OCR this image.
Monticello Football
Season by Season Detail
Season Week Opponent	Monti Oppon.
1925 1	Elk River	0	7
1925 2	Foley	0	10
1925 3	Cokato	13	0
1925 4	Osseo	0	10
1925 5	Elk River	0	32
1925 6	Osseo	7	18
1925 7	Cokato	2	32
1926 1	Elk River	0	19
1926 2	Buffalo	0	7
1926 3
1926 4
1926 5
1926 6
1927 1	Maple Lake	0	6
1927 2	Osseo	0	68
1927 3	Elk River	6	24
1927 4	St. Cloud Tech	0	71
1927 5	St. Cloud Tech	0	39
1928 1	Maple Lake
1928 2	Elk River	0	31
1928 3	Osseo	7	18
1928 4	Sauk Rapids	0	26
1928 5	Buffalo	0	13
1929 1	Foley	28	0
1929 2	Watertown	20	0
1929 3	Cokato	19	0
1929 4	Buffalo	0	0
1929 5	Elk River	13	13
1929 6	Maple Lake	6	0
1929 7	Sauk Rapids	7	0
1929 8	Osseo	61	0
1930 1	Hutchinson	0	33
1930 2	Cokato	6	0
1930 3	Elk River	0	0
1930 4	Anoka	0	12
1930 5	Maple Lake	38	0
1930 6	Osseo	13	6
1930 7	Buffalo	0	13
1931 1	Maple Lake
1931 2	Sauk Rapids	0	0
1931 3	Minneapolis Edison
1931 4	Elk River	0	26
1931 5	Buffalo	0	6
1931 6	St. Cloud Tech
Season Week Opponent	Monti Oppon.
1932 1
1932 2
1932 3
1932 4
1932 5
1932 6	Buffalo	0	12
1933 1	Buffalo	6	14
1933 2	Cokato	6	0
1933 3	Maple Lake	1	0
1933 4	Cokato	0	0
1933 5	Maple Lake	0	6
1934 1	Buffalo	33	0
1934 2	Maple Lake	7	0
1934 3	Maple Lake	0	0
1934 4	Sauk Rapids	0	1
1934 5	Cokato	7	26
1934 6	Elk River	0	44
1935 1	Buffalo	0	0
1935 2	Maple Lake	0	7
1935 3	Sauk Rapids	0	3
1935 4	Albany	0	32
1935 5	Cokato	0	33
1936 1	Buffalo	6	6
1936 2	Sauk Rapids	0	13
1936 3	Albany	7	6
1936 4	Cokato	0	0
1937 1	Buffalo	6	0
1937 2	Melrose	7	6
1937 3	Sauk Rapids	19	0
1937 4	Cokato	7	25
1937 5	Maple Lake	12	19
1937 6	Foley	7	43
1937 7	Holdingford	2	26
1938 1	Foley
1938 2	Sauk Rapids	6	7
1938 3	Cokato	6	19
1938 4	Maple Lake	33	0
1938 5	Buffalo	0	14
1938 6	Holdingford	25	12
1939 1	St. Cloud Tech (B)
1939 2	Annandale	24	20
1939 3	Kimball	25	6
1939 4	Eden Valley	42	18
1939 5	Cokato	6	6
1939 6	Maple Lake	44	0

------------------------------------------------------------

- Exercise aim -
Show all lines in the entries above where the string "Foley" appears.

- Full answer -
1925 2	Foley	0	10
1929 1	Foley	28	0
1937 6	Foley	7	43
1938 1	Foley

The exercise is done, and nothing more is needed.